▶ _What is required_
Rewrite the records from the line containing "eps-bar (464, 251, 488, 300)" through the line containing "col-period: 年度/季別 (5, 341, 100, 379)", putting "left-tick-label" wherever "y-tick-label" appears and leaving everything else unchanged. Give only those lines.

▶ _Material for this task_
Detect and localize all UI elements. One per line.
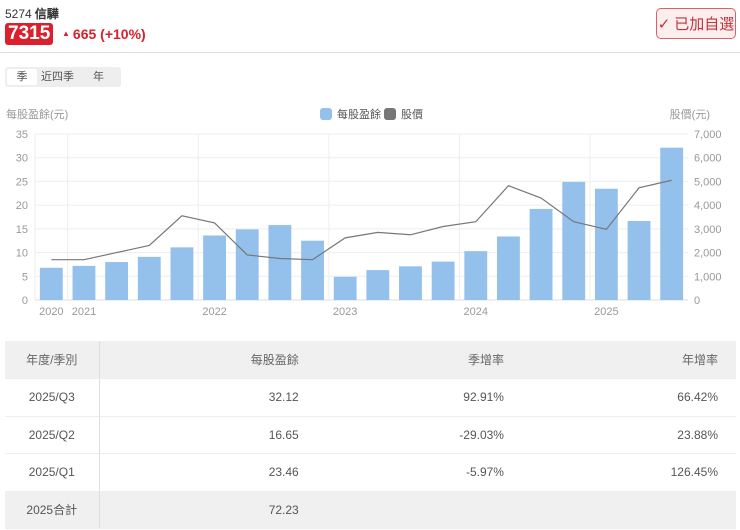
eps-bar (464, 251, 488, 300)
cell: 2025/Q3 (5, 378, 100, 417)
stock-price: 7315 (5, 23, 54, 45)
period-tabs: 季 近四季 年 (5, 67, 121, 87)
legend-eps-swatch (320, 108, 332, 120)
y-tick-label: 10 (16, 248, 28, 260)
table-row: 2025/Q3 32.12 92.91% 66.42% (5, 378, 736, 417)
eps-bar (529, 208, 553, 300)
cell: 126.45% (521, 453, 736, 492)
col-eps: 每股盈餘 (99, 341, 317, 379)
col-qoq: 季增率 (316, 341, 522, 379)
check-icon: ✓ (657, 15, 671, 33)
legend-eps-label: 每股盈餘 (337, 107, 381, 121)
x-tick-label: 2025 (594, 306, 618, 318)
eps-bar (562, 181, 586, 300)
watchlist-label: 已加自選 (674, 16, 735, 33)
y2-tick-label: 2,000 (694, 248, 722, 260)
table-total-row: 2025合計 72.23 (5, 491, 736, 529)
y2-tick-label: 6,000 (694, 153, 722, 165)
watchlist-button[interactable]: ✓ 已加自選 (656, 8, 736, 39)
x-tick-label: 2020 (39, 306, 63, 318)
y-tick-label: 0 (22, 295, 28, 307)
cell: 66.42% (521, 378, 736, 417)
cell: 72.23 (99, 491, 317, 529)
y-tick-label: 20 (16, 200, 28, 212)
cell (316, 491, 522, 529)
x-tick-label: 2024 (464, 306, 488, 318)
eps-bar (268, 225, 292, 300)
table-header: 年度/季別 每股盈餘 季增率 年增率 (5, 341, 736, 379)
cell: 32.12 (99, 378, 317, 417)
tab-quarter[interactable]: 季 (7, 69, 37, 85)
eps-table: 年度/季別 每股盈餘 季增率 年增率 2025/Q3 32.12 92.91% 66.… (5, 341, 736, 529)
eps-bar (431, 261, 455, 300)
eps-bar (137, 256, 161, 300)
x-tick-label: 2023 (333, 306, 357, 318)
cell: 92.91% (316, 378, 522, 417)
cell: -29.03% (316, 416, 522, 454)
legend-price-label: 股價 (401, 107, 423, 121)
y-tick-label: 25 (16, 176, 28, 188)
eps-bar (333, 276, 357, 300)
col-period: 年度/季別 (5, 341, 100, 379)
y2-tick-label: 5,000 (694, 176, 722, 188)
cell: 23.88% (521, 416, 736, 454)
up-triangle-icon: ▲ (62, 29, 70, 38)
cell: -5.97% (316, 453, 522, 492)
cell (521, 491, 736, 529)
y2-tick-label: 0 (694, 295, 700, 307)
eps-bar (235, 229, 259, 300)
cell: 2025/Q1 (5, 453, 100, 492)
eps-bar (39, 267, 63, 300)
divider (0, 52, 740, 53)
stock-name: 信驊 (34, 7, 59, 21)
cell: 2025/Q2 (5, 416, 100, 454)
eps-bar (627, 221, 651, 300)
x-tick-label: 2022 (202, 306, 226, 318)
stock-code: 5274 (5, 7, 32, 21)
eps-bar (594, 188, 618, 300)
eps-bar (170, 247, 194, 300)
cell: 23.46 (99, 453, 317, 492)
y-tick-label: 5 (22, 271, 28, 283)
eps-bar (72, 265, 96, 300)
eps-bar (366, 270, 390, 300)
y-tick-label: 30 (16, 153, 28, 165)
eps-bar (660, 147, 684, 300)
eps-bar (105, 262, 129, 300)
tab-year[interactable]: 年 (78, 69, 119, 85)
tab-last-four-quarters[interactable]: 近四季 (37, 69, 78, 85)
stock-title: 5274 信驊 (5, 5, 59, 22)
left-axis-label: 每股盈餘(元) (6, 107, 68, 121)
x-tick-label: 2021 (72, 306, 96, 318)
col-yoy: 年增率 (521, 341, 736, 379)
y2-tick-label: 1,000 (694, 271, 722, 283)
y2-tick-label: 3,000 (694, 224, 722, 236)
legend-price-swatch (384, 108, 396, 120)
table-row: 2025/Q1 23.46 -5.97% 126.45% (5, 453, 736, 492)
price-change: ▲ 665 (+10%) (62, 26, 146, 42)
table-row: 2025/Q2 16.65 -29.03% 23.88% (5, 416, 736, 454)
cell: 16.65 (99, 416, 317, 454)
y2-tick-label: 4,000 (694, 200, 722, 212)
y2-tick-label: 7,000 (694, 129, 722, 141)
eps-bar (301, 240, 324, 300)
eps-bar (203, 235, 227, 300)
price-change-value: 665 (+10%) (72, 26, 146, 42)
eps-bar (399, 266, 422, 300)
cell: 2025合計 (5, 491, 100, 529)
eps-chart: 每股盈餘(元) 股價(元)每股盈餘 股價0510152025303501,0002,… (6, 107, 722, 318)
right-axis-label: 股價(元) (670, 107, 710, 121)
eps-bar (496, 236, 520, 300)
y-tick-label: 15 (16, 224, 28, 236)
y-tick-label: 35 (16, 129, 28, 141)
---
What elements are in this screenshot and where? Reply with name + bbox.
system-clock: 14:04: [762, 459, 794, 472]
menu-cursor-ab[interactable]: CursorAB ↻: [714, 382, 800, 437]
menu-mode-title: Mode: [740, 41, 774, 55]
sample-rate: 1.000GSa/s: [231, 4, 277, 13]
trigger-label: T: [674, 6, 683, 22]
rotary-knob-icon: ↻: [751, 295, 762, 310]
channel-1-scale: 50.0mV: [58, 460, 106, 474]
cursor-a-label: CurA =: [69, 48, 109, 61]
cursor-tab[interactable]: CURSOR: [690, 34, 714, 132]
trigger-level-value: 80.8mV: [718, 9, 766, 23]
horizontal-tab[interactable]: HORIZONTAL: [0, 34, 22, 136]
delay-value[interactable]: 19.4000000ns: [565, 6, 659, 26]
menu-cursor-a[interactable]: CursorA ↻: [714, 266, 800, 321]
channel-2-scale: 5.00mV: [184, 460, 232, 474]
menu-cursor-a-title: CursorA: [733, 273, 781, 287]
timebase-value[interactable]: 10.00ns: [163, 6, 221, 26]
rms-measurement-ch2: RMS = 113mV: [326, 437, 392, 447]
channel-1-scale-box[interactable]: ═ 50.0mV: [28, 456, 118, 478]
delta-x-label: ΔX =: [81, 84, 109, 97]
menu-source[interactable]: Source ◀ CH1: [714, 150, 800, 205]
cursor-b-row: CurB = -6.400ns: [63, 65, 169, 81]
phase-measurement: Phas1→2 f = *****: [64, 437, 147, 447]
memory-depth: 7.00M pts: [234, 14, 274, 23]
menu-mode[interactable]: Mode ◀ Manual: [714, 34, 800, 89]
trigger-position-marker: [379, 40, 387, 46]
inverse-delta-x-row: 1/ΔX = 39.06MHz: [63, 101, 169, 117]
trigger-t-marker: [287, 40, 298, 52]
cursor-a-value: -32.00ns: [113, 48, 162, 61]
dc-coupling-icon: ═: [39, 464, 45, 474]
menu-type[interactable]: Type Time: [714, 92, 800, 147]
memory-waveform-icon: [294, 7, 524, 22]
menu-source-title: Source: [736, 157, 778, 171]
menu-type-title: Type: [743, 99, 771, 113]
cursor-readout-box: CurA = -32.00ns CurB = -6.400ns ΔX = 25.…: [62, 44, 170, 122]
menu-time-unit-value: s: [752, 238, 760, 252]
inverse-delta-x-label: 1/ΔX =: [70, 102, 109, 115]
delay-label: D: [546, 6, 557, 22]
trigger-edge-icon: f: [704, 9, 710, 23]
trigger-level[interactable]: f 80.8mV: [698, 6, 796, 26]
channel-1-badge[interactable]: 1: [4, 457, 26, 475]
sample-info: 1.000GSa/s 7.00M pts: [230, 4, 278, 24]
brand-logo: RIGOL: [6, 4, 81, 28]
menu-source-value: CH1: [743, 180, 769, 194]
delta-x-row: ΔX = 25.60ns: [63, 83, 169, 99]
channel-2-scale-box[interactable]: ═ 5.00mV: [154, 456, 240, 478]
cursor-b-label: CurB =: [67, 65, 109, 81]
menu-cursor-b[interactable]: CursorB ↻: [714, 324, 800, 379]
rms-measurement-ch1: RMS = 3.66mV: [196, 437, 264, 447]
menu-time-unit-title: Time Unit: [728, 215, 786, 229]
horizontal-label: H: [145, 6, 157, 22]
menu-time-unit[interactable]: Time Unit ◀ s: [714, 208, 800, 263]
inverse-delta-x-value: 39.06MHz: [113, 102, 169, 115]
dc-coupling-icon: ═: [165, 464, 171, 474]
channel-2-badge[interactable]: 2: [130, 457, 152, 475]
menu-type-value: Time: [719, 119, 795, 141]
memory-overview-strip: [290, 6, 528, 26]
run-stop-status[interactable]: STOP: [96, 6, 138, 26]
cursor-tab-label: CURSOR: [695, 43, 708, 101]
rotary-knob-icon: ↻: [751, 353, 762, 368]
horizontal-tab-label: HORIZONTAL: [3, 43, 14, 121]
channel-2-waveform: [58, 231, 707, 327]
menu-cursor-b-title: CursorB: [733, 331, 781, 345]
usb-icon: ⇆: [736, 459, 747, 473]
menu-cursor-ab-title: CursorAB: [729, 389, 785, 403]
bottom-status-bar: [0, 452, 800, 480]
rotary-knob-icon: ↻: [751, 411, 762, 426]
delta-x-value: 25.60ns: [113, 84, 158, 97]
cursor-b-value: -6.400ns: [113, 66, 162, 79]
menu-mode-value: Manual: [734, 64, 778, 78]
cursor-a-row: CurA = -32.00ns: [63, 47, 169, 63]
--
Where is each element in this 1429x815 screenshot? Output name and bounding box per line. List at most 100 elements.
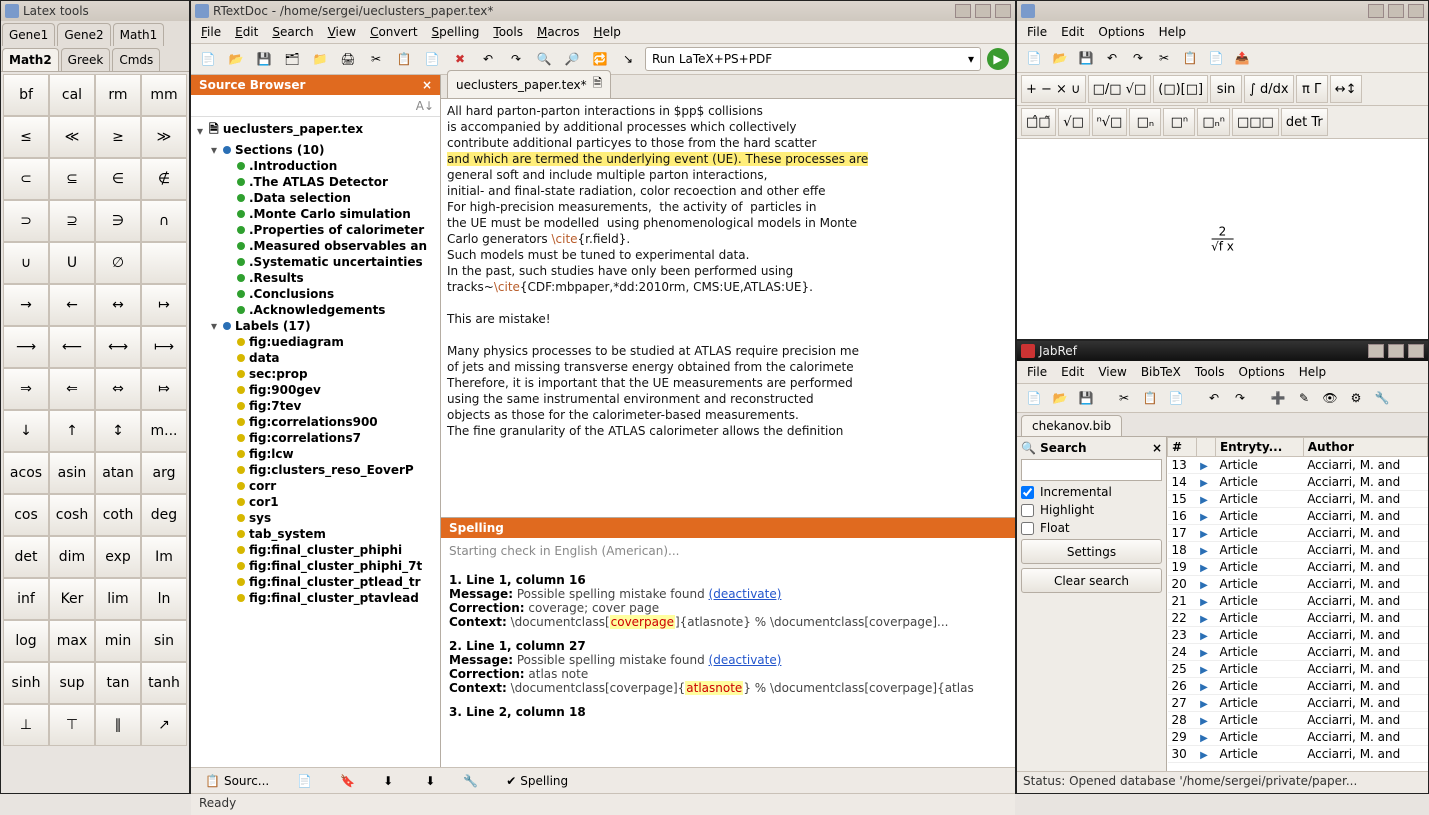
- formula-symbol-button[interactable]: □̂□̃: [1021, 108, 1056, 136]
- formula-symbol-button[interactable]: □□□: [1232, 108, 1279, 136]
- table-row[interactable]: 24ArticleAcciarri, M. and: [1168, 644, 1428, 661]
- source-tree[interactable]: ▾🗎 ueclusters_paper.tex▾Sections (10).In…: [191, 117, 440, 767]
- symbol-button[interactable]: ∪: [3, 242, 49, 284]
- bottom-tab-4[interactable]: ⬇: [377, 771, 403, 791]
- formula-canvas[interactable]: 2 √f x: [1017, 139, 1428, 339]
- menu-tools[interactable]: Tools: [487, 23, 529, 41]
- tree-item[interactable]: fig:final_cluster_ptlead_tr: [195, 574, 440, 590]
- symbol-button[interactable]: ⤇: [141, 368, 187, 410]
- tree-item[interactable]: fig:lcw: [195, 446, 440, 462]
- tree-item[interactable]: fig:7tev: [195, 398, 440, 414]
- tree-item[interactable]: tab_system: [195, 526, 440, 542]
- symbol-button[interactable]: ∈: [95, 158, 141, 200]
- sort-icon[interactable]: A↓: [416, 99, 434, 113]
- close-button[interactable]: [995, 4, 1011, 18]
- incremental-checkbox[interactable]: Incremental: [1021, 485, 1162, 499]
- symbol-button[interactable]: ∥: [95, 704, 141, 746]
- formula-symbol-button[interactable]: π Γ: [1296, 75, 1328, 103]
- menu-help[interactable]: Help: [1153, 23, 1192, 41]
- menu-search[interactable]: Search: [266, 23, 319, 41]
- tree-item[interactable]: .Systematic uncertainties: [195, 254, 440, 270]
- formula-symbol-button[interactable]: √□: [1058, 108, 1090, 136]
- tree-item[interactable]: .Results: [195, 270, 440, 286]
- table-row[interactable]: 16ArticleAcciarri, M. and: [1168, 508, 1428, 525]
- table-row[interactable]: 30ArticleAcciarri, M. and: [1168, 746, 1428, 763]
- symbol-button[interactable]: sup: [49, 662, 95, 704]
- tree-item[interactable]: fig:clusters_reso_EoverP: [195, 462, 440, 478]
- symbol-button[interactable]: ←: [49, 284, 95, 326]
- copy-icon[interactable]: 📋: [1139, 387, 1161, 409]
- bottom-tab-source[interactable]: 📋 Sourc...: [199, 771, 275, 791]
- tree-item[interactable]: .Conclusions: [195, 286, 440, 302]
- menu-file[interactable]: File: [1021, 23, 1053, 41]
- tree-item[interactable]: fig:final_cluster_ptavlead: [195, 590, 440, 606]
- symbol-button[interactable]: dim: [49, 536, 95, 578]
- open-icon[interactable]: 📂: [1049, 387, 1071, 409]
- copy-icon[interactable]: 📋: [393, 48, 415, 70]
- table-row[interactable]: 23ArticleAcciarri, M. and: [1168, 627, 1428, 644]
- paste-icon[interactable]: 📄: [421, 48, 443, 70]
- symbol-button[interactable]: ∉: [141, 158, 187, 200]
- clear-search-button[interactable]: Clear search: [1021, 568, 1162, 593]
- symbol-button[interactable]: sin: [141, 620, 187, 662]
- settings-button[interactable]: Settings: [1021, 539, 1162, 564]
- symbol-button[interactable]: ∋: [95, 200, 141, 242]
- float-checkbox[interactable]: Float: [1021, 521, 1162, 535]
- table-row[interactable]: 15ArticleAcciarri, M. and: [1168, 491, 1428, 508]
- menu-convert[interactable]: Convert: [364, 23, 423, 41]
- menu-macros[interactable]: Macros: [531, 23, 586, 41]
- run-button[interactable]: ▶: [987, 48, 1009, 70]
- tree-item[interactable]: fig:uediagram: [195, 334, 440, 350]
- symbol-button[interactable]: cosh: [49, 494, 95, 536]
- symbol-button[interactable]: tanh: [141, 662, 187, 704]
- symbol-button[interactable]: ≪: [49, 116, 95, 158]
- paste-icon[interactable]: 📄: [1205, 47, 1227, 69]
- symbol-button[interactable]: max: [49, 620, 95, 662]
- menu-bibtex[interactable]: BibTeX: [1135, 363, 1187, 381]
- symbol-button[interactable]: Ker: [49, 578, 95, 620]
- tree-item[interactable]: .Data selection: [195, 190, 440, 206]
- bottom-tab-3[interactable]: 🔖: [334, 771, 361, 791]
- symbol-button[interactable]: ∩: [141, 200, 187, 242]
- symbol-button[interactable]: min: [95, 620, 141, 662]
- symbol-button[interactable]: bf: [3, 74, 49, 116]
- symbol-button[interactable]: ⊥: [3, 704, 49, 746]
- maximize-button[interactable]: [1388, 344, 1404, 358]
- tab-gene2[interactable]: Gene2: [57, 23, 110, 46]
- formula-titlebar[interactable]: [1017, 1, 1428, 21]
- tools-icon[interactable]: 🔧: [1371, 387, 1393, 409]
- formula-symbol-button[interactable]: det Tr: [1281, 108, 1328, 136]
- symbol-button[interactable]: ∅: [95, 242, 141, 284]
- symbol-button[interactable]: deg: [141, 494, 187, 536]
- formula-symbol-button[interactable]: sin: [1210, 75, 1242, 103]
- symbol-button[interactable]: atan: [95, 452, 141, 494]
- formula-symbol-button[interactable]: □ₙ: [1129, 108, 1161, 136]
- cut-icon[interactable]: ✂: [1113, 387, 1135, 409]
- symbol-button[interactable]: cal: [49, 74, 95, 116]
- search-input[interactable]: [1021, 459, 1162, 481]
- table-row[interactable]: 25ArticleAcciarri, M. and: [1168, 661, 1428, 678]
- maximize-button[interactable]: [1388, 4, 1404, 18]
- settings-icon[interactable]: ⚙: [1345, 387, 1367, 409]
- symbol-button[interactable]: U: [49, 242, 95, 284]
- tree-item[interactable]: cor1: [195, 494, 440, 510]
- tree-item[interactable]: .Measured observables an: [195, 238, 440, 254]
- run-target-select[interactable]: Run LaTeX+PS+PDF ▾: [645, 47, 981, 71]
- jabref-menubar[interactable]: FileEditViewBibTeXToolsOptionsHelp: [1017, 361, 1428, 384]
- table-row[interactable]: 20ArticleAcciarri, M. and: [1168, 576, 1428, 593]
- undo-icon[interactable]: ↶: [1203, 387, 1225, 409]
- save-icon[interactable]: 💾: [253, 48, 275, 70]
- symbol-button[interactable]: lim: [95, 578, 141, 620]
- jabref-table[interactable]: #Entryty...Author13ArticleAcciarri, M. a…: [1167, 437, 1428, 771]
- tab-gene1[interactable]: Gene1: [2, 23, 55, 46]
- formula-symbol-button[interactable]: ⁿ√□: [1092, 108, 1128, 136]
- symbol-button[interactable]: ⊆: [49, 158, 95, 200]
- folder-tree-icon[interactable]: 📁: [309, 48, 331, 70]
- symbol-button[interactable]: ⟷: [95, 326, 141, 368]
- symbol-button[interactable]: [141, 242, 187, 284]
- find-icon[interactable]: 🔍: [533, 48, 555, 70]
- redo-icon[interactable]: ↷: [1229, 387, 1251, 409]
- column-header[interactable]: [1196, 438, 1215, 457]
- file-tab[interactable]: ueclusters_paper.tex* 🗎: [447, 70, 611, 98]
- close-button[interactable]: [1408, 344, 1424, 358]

▶ _Full answer_
eps-bar (464, 251, 488, 300)
cell: 2025/Q3 (5, 378, 100, 417)
stock-price: 7315 (5, 23, 54, 45)
period-tabs: 季 近四季 年 (5, 67, 121, 87)
legend-eps-swatch (320, 108, 332, 120)
left-tick-label: 10 (16, 248, 28, 260)
table-row: 2025/Q3 32.12 92.91% 66.42% (5, 378, 736, 417)
eps-bar (529, 208, 553, 300)
cell: 126.45% (521, 453, 736, 492)
col-eps: 每股盈餘 (99, 341, 317, 379)
col-qoq: 季增率 (316, 341, 522, 379)
check-icon: ✓ (657, 15, 671, 33)
legend-eps-label: 每股盈餘 (337, 107, 381, 121)
x-tick-label: 2025 (594, 306, 618, 318)
eps-bar (562, 181, 586, 300)
watchlist-label: 已加自選 (674, 16, 735, 33)
y2-tick-label: 2,000 (694, 248, 722, 260)
table-total-row: 2025合計 72.23 (5, 491, 736, 529)
y2-tick-label: 6,000 (694, 153, 722, 165)
watchlist-button[interactable]: ✓ 已加自選 (656, 8, 736, 39)
x-tick-label: 2020 (39, 306, 63, 318)
left-tick-label: 0 (22, 295, 28, 307)
cell: 66.42% (521, 378, 736, 417)
cell: 72.23 (99, 491, 317, 529)
left-tick-label: 20 (16, 200, 28, 212)
cell (316, 491, 522, 529)
x-tick-label: 2024 (464, 306, 488, 318)
eps-bar (268, 225, 292, 300)
table-header: 年度/季別 每股盈餘 季增率 年增率 (5, 341, 736, 379)
cell: 32.12 (99, 378, 317, 417)
tab-quarter[interactable]: 季 (7, 69, 37, 85)
eps-table: 年度/季別 每股盈餘 季增率 年增率 2025/Q3 32.12 92.91% 66.… (5, 341, 736, 529)
eps-bar (431, 261, 455, 300)
eps-bar (137, 256, 161, 300)
x-tick-label: 2023 (333, 306, 357, 318)
cell: 92.91% (316, 378, 522, 417)
cell: -29.03% (316, 416, 522, 454)
legend-price-label: 股價 (401, 107, 423, 121)
left-tick-label: 25 (16, 176, 28, 188)
eps-bar (333, 276, 357, 300)
col-period: 年度/季別 (5, 341, 100, 379)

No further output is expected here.